EXERCISE:
Look through the material below. Copy every line with the string "Size" in it.

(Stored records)
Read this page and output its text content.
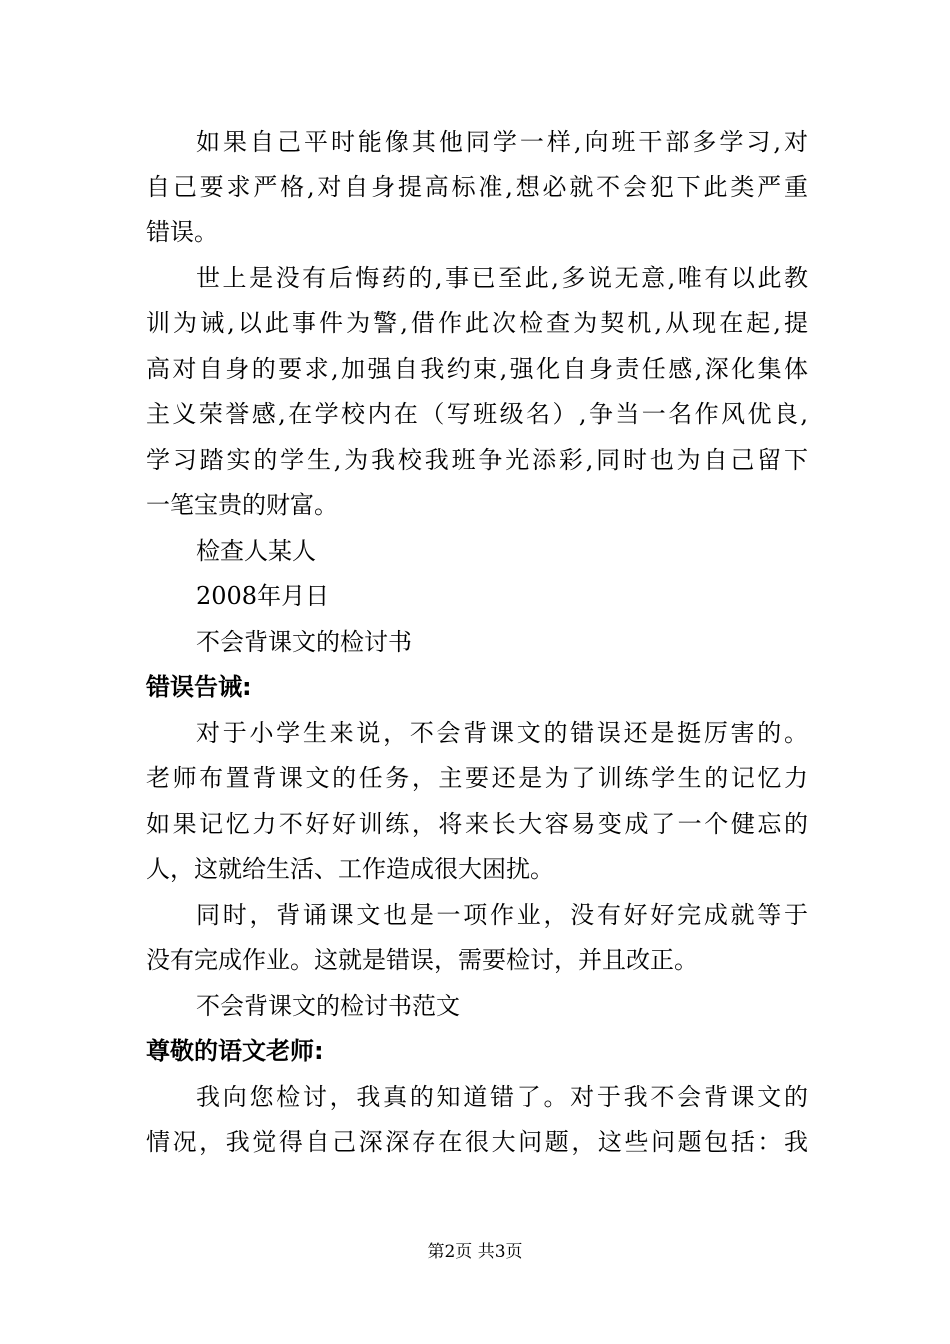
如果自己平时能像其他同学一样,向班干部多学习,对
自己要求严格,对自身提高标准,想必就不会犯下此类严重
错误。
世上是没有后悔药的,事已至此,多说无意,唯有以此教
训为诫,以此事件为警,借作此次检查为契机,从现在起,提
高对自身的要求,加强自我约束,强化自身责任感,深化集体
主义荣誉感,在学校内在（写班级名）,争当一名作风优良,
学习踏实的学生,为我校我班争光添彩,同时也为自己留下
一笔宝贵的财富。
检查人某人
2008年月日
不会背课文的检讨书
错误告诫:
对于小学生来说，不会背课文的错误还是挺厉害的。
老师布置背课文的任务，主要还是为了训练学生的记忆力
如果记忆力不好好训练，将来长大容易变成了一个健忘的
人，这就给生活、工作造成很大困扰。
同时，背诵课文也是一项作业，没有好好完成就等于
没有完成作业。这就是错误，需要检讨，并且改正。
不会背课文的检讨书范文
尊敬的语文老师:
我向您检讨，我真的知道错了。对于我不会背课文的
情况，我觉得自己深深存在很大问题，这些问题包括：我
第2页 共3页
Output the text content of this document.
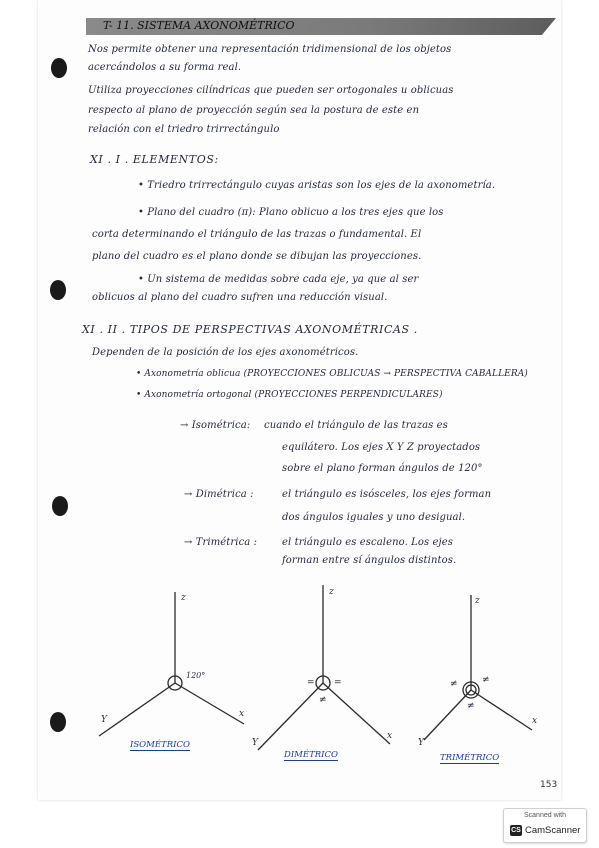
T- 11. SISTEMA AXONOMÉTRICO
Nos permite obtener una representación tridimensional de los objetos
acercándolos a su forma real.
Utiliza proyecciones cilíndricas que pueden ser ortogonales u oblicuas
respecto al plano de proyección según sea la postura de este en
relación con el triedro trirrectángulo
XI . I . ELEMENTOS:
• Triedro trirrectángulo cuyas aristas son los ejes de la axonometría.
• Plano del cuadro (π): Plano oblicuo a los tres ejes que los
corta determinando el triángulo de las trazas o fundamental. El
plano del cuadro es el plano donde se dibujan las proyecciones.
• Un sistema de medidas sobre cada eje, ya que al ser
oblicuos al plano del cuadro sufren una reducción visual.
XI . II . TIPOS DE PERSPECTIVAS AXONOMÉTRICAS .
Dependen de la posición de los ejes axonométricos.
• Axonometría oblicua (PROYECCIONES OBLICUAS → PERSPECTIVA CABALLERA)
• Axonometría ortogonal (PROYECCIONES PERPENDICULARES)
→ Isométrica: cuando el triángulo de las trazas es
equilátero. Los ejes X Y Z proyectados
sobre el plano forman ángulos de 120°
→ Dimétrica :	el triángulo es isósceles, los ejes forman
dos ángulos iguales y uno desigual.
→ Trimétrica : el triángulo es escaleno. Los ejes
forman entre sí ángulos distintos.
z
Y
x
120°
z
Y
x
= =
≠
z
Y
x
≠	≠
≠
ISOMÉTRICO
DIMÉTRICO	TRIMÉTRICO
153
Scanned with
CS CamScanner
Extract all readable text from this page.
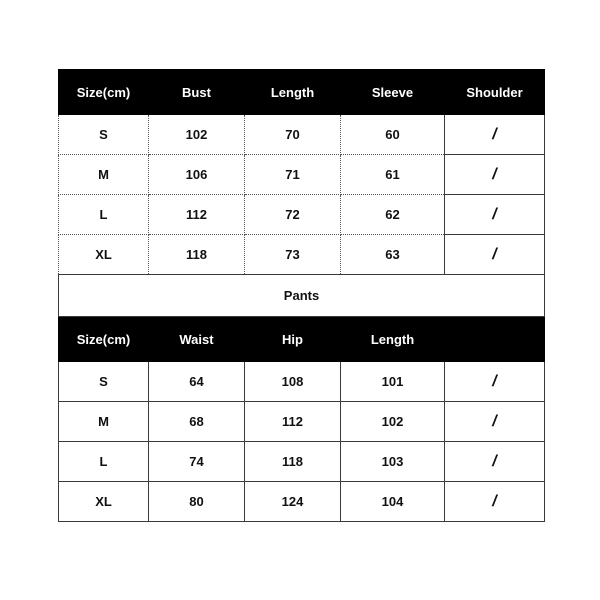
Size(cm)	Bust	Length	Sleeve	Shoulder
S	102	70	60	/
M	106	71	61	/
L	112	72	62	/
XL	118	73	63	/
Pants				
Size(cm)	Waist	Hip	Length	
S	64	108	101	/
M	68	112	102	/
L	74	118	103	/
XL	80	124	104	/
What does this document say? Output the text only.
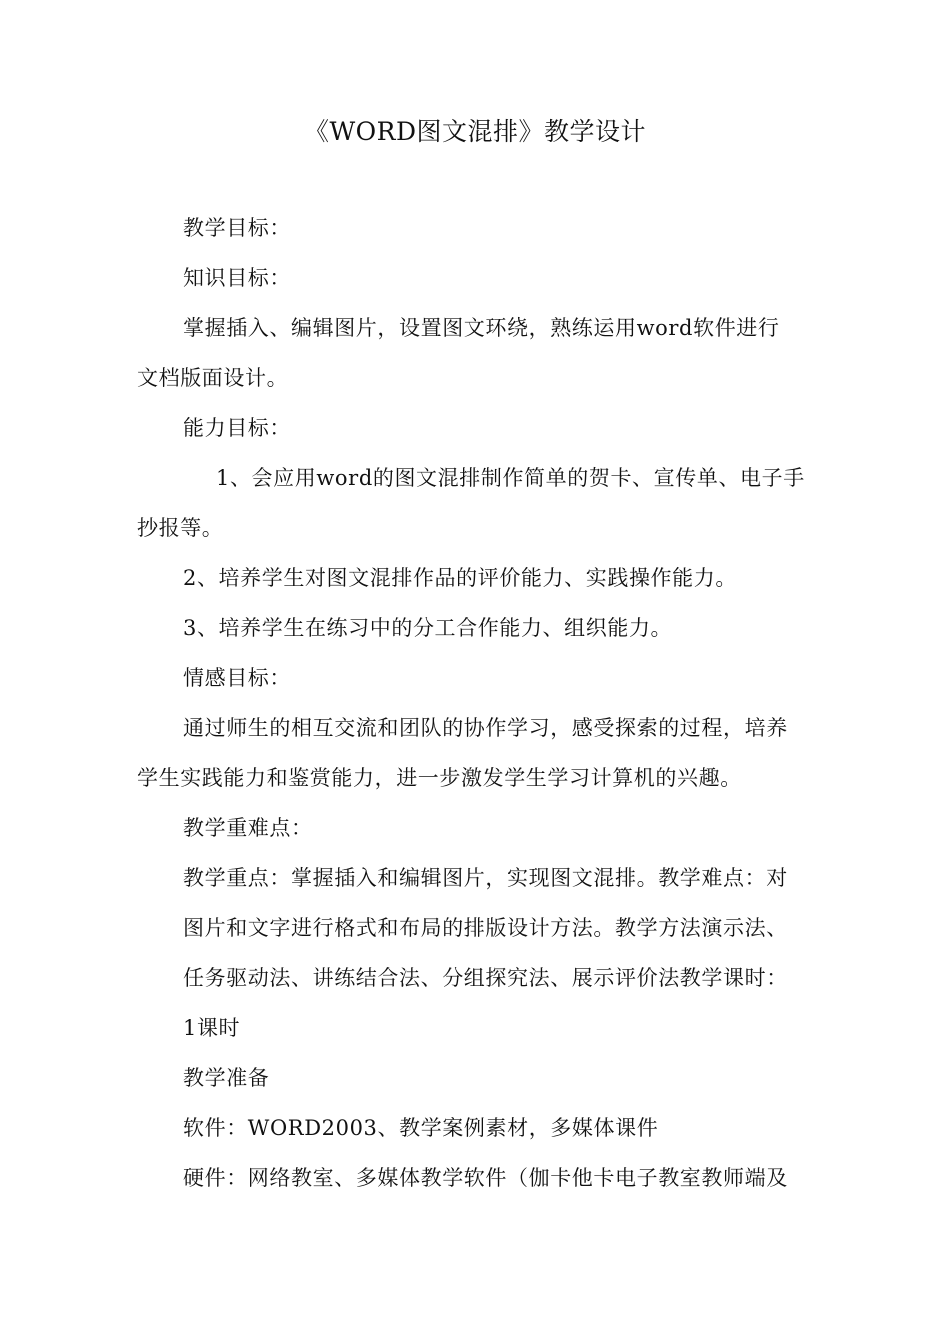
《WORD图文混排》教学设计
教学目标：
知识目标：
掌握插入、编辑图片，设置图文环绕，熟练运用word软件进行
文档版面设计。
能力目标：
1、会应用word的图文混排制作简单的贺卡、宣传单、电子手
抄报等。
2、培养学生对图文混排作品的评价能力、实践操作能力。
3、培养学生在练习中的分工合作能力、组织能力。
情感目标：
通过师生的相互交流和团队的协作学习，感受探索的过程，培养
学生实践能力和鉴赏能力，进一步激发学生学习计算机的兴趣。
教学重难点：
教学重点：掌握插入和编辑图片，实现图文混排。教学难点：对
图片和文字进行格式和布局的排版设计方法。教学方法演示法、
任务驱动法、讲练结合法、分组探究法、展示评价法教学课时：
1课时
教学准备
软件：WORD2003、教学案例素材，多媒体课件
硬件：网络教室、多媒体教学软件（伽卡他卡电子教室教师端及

FULL SOLUTION:
Size(cm)	Bust	Length	Sleeve	Shoulder
Size(cm)	Waist	Hip	Length	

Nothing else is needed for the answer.